_TASK STATEMENT_
Take every line from the listing below that contains "email".

_EXERCISE INPUT_
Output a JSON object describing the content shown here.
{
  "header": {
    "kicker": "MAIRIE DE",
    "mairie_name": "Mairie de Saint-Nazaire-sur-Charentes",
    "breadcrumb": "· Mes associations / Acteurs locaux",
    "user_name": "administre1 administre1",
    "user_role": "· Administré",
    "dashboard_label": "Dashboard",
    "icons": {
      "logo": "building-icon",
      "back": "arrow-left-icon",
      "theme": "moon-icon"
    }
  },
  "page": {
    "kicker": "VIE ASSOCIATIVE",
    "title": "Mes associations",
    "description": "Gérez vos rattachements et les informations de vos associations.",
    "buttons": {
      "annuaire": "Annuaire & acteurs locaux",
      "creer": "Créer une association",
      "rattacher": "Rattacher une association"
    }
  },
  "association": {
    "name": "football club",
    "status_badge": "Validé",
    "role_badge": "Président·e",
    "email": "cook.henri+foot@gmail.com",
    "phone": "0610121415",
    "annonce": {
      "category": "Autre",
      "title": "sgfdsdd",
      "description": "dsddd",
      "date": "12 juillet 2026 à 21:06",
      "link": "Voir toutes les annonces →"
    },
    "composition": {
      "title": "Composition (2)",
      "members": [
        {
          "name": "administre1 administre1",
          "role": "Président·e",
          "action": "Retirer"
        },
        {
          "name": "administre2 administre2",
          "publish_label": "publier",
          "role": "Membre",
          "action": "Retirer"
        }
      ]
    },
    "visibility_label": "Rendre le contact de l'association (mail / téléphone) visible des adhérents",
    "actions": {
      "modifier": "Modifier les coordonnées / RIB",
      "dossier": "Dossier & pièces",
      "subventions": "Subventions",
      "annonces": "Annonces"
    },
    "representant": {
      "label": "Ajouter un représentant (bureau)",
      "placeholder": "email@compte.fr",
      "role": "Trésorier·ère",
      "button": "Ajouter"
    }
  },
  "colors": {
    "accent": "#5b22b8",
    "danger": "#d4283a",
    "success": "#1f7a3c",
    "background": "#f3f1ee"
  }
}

--

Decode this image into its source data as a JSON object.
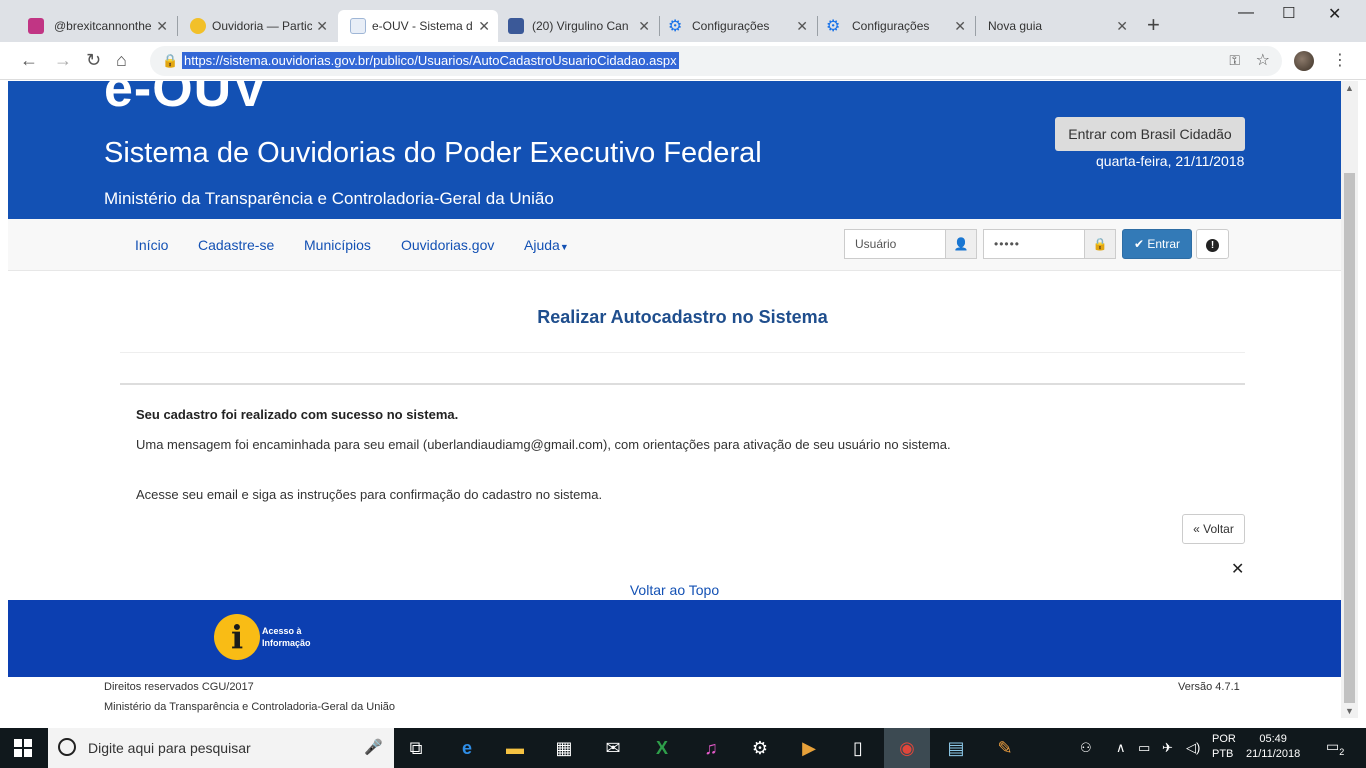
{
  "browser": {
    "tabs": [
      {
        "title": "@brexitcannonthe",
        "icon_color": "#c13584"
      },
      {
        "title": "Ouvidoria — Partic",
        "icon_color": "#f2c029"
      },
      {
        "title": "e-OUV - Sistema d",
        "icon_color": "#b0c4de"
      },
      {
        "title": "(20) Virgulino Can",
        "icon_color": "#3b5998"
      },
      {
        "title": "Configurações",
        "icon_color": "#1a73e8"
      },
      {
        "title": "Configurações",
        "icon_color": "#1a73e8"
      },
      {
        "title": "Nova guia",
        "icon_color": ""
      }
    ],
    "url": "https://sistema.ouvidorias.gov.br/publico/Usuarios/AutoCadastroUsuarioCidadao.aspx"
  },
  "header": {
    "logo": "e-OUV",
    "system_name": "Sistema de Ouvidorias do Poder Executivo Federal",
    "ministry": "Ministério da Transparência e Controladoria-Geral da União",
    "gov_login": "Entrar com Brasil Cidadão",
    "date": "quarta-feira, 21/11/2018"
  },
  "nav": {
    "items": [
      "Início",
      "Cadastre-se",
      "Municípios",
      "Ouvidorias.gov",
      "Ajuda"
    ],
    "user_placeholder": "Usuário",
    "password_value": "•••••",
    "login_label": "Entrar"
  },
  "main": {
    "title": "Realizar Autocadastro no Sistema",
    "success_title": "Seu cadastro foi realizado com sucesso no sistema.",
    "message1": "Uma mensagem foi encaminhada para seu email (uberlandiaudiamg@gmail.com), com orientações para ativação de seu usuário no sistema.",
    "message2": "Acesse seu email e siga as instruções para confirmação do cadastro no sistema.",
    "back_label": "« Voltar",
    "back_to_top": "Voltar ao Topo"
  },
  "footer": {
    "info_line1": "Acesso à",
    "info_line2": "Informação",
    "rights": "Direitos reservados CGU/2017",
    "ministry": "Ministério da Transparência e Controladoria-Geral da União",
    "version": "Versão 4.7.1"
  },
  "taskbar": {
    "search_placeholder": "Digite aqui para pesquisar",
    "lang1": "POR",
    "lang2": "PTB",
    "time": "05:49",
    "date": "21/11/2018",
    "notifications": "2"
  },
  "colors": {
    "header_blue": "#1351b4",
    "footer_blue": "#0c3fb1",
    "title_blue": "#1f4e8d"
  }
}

_COMPLETE RESPONSE_
    "email": "cook.henri+foot@gmail.com",
      "placeholder": "email@compte.fr",
    "message1": "Uma mensagem foi encaminhada para seu email (uberlandiaudiamg@gmail.com), com orientações para ativação de seu usuário no sistema.",
    "message2": "Acesse seu email e siga as instruções para confirmação do cadastro no sistema.",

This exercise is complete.